[Texte source]
***

A gauche, une page de la Première Épître aux Corinthiens (Cor 14:33-40) du Codex Fuldensis de Tertullien écrit vers 546-547 basé sur la Vulgate. C'est le plus ancien Nouveau Testament complet que nous possédons. Cette page est particulière car comme l'explique le Centre d'Etudes du Nouveau Testament d'Amsterdam (ACNTS), la note en bas de page se réfère à une correction au chapitre 14 : les versets 36-40 ("an a vobis ... secundum ordinem fiant", c'est-à-dire "Est-ce de chez vous... et avec ordre") doivent s'insérer avant le verset 34 ("mulieres in ecclesiis taceant...", c'est-à-dire "que les femmes se taisent dans les assemblées..."). Au centre, le psautier de Luttrell rédigé vers 1320-40 ouvert à la page 23-24 sur la description de la récolte du blé mûr ( ff. 172v-173r, Psaume 95:12). Document British Library (réf. MS 42130). A droite, une page enluminée d'un autre psautier (MS BX2033.A00) datant de 1450 appartenant à l'Université St Andrews en Ecosse.

***

[Listes des zones d'éléments]
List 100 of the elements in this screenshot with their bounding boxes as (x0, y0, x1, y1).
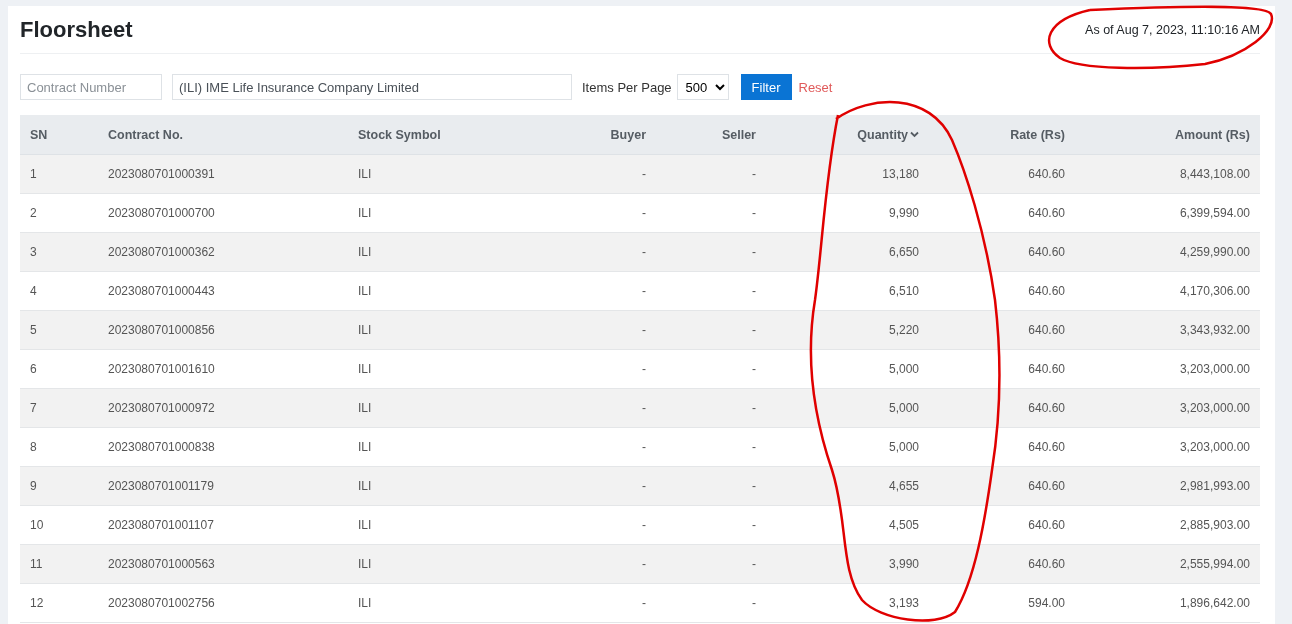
table-cell-text: ILI (357, 166, 373, 183)
items-per-page-select[interactable]: 500 (676, 74, 729, 100)
table-cell-text: 640.60 (1027, 244, 1066, 261)
table-cell-text: 2023080701000563 (107, 556, 216, 573)
table-cell-text: 1,896,642.00 (1178, 595, 1251, 612)
table-cell-text: ILI (357, 205, 373, 222)
table-cell-text: - (751, 322, 757, 339)
table-cell-text: 11 (29, 556, 44, 573)
table-cell-text: 3,193 (887, 595, 920, 612)
table-cell-text: 2,981,993.00 (1178, 478, 1251, 495)
table-cell-text: 2,555,994.00 (1178, 556, 1251, 573)
table-cell-text: - (751, 400, 757, 417)
column-header: SN (29, 126, 49, 144)
table-cell-text: 2023080701000443 (107, 283, 216, 300)
table-cell-text: - (751, 517, 757, 534)
table-cell-text: 6,399,594.00 (1178, 205, 1251, 222)
table-cell-text: 13,180 (881, 166, 920, 183)
table-cell-text: 2023080701000856 (107, 322, 216, 339)
table-cell-text: ILI (357, 556, 373, 573)
table-cell-text: 10 (29, 517, 45, 534)
table-cell-text: ILI (357, 400, 373, 417)
table-cell-text: - (641, 556, 647, 573)
table-cell-text: 640.60 (1027, 439, 1066, 456)
table-cell-text: - (641, 595, 647, 612)
table-cell-text: 5,000 (887, 361, 920, 378)
table-cell-text: 4 (29, 283, 38, 300)
table-cell-text: 2023080701001107 (107, 517, 215, 534)
table-cell-text: 2023080701002756 (107, 595, 216, 612)
column-header: Buyer (609, 126, 647, 144)
table-cell-text: 7 (29, 400, 38, 417)
table-cell-text: 2023080701001179 (107, 478, 215, 495)
table-cell-text: - (751, 556, 757, 573)
table-cell-text: 6,650 (887, 244, 920, 261)
table-cell-text: 3,343,932.00 (1178, 322, 1251, 339)
table-cell-text: 5,220 (887, 322, 920, 339)
table-cell-text: 12 (29, 595, 45, 612)
table-cell-text: 6,510 (887, 283, 920, 300)
table-cell-text: 640.60 (1027, 283, 1066, 300)
stock-field[interactable]: (ILI) IME Life Insurance Company Limited (172, 74, 572, 100)
table-cell-text: - (641, 166, 647, 183)
chevron-down-icon (910, 131, 919, 138)
contract-number-field[interactable]: Contract Number (20, 74, 162, 100)
table-cell-text: 4,505 (887, 517, 920, 534)
table-cell-text: - (641, 400, 647, 417)
table-cell-text: 2023080701000838 (107, 439, 216, 456)
table-cell-text: 8 (29, 439, 38, 456)
table-cell-text: - (751, 595, 757, 612)
table-cell-text: 640.60 (1027, 478, 1066, 495)
table-cell-text: - (641, 517, 647, 534)
table-cell-text: 5 (29, 322, 38, 339)
table-cell-text: - (751, 244, 757, 261)
column-header: Amount (Rs) (1174, 126, 1251, 144)
table-cell-text: 5,000 (887, 439, 920, 456)
table-cell-text: 2023080701000362 (107, 244, 216, 261)
table-cell-text: 2023080701001610 (107, 361, 216, 378)
table-cell-text: 3,990 (887, 556, 920, 573)
items-per-page-label: Items Per Page (582, 79, 672, 95)
table-cell-text: ILI (357, 595, 373, 612)
table-cell-text: ILI (357, 439, 373, 456)
table-cell-text: - (751, 478, 757, 495)
table-cell-text: 2023080701000972 (107, 400, 216, 417)
table-cell-text: 2023080701000391 (107, 166, 216, 183)
table-cell-text: - (751, 166, 757, 183)
page-title: Floorsheet (20, 16, 133, 43)
table-cell-text: - (641, 283, 647, 300)
table-cell-text: ILI (357, 478, 373, 495)
table-cell-text: 2 (29, 205, 38, 222)
table-cell-text: 3 (29, 244, 38, 261)
column-header: Seller (720, 126, 757, 144)
table-cell-text: 640.60 (1027, 517, 1066, 534)
table-cell-text: 4,170,306.00 (1178, 283, 1251, 300)
table-cell-text: ILI (357, 517, 373, 534)
table-cell-text: - (751, 439, 757, 456)
table-cell-text: - (641, 361, 647, 378)
table-cell-text: 640.60 (1027, 205, 1066, 222)
table-cell-text: 9,990 (887, 205, 920, 222)
table-cell-text: 5,000 (887, 400, 920, 417)
table-cell-text: ILI (357, 244, 373, 261)
table-cell-text: 2023080701000700 (107, 205, 216, 222)
table-cell-text: ILI (357, 361, 373, 378)
table-cell-text: - (641, 244, 647, 261)
table-cell-text: - (751, 283, 757, 300)
table-cell-text: 640.60 (1027, 556, 1066, 573)
table-cell-text: - (641, 439, 647, 456)
table-cell-text: 9 (29, 478, 38, 495)
table-cell-text: - (641, 205, 647, 222)
timestamp: As of Aug 7, 2023, 11:10:16 AM (1085, 22, 1260, 37)
table-cell-text: - (751, 361, 757, 378)
table-cell-text: 640.60 (1027, 361, 1066, 378)
table-cell-text: 2,885,903.00 (1178, 517, 1251, 534)
table-cell-text: 640.60 (1027, 400, 1066, 417)
table-cell-text: 640.60 (1027, 322, 1066, 339)
column-header[interactable]: Quantity (766, 115, 929, 154)
table-cell-text: 3,203,000.00 (1178, 361, 1251, 378)
filter-button[interactable]: Filter (740, 74, 792, 100)
column-header: Contract No. (107, 126, 184, 144)
column-header: Rate (Rs) (1009, 126, 1066, 144)
table-cell-text: 8,443,108.00 (1178, 166, 1251, 183)
table-cell-text: ILI (357, 322, 373, 339)
table-cell-text: 6 (29, 361, 38, 378)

***

[Consignes]
**1.** D'après le texte sur les manuscrits anciens, à quelle université appartient le psautier enluminé de 1450 ?
**2.** Poursuivez le texte sur les manuscrits anciens après sa dernière phrase.
On n'a pas besoin des enregistrements ici.

[Réponses par consigne]
**1.** Il appartient à l'Université St Andrews, en Écosse.

**2.**
Toutefois, nous verrons plus bas que les dernières versions de la bible protestante éditée en anglais qui sont en fait une suite de révisions de la KJV ont tenu compte de la pluralité des confessions et des découvertes récentes et ont intégré les livres deutérocanoniques comme la New Revised Standard Version (NRSV ou NRSA) publiée en 1989, alors que la Holy Bible NIV de 1979 ne les reprend pas. Ces bibles sont aussi connues dans les pays anglo-saxons que la Bible de Jérusalem ou celle de Segond l'est en francophonie. On reviendra sur le contenu de chacune de ces bibles.

Pas une mais des bibles

1. Les bibles traditionnelles

Pourquoi faire simple quand on peut faire compliquer ?, pourrait-on résumer la situation en voyant l'éventail des bibles. En effet, si le lecteur francophone souhaite acheter la Bible (comprenant l'Ancien Testament et le Nouveau Testament), il risque d'être déçu en constatant qu'il n'existe pas une seule version de la Bible mais plusieurs ! Comment est-ce possible ?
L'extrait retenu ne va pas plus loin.